**Dataset records:**
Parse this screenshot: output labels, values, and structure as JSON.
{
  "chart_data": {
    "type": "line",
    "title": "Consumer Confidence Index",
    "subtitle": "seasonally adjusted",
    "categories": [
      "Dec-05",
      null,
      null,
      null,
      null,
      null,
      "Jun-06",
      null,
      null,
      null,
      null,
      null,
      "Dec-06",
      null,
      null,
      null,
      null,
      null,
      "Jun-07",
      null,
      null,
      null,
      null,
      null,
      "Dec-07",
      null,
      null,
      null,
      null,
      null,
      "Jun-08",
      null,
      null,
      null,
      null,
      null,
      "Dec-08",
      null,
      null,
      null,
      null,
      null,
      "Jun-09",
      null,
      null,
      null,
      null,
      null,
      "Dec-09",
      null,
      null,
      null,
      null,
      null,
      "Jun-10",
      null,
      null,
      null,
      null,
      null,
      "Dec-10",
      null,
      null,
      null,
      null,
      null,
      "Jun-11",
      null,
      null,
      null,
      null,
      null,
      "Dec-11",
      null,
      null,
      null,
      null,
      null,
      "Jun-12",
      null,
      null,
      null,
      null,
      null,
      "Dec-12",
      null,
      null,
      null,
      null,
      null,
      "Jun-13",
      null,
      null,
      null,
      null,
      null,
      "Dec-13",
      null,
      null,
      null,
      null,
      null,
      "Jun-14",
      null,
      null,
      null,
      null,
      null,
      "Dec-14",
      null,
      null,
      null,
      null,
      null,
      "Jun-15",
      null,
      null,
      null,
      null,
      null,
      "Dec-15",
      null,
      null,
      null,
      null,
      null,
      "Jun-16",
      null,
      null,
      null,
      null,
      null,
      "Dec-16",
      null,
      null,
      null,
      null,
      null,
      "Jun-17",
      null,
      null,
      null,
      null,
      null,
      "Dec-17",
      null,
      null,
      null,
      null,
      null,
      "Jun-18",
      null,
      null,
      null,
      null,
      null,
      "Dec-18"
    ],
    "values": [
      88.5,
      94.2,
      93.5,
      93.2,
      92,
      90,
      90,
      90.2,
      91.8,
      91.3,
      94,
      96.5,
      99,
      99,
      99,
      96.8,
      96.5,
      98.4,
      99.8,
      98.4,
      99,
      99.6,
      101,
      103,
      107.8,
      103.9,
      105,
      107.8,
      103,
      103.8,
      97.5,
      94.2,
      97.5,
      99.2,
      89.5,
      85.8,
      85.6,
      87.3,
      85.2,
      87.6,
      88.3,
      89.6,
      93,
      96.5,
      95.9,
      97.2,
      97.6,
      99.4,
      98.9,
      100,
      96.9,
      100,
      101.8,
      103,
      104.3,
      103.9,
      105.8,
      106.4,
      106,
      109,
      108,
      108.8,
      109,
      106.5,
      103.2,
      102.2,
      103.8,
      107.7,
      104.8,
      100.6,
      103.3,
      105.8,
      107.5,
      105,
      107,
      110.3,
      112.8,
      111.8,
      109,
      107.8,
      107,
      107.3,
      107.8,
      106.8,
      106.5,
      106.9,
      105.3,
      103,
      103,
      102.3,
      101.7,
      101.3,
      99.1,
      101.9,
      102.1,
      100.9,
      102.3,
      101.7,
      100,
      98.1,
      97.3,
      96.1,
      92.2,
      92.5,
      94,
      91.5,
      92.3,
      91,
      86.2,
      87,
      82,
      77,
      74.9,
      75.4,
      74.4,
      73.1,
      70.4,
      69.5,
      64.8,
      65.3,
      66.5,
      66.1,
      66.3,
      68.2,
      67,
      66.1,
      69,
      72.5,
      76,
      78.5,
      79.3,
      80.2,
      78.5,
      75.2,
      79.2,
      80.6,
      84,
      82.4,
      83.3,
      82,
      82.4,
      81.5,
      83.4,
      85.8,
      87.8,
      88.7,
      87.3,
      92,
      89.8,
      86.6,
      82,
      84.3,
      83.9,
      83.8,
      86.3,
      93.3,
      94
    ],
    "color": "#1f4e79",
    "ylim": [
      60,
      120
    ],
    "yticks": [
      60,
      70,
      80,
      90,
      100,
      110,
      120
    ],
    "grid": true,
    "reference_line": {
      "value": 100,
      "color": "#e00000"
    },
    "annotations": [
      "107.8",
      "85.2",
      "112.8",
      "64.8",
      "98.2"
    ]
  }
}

**Instructions for the task:**
Copy, from the material above, each line in which the string "values" occurs.

**Exercise result:**
Parse this screenshot: output labels, values, and structure as JSON.
    "values": [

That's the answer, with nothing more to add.